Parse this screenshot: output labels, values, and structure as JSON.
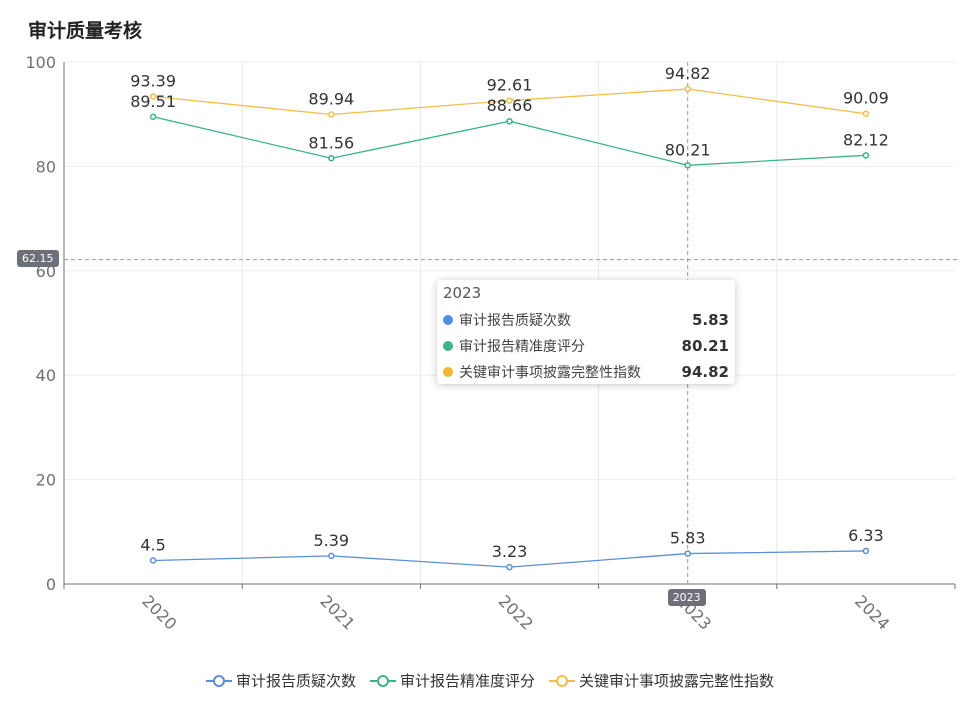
{
  "title": "审计质量考核",
  "tooltip": {
    "header": "2023",
    "rows": [
      {
        "name": "审计报告质疑次数",
        "value": "5.83",
        "color": "#4f8fdc"
      },
      {
        "name": "审计报告精准度评分",
        "value": "80.21",
        "color": "#3cb486"
      },
      {
        "name": "关键审计事项披露完整性指数",
        "value": "94.82",
        "color": "#f2b533"
      }
    ]
  },
  "crosshair": {
    "y_value_label": "62.15",
    "x_value_label": "2023",
    "y_value": 62.15,
    "x_category": "2023"
  },
  "chart_data": {
    "type": "line",
    "title": "审计质量考核",
    "categories": [
      "2020",
      "2021",
      "2022",
      "2023",
      "2024"
    ],
    "ylim": [
      0,
      100
    ],
    "yticks": [
      0,
      20,
      40,
      60,
      80,
      100
    ],
    "series": [
      {
        "name": "审计报告质疑次数",
        "color": "#5b8ed8",
        "values": [
          4.5,
          5.39,
          3.23,
          5.83,
          6.33
        ]
      },
      {
        "name": "审计报告精准度评分",
        "color": "#3ab487",
        "values": [
          89.51,
          81.56,
          88.66,
          80.21,
          82.12
        ]
      },
      {
        "name": "关键审计事项披露完整性指数",
        "color": "#f2be48",
        "values": [
          93.39,
          89.94,
          92.61,
          94.82,
          90.09
        ]
      }
    ],
    "legend_position": "bottom-center"
  }
}
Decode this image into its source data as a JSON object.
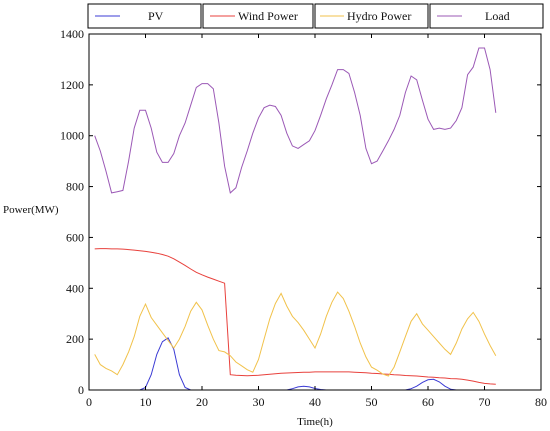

+++

Exercise aim | Copy out each line word for word, please, skipping the images.

Written answer |
Parse this screenshot: output labels, values, and structure as JSON.
{
  "title": "审计质量考核",
  "tooltip": {
    "header": "2023",
    "rows": [
      {
        "name": "审计报告质疑次数",
        "value": "5.83",
        "color": "#4f8fdc"
      },
      {
        "name": "审计报告精准度评分",
        "value": "80.21",
        "color": "#3cb486"
      },
      {
        "name": "关键审计事项披露完整性指数",
        "value": "94.82",
        "color": "#f2b533"
      }
    ]
  },
  "crosshair": {
    "y_value_label": "62.15",
    "x_value_label": "2023",
    "y_value": 62.15,
    "x_category": "2023"
  },
  "chart_data": {
    "type": "line",
    "title": "审计质量考核",
    "categories": [
      "2020",
      "2021",
      "2022",
      "2023",
      "2024"
    ],
    "ylim": [
      0,
      100
    ],
    "yticks": [
      0,
      20,
      40,
      60,
      80,
      100
    ],
    "series": [
      {
        "name": "审计报告质疑次数",
        "color": "#5b8ed8",
        "values": [
          4.5,
          5.39,
          3.23,
          5.83,
          6.33
        ]
      },
      {
        "name": "审计报告精准度评分",
        "color": "#3ab487",
        "values": [
          89.51,
          81.56,
          88.66,
          80.21,
          82.12
        ]
      },
      {
        "name": "关键审计事项披露完整性指数",
        "color": "#f2be48",
        "values": [
          93.39,
          89.94,
          92.61,
          94.82,
          90.09
        ]
      }
    ],
    "legend_position": "bottom-center"
  }
}
Decode this image into its source data as a JSON object.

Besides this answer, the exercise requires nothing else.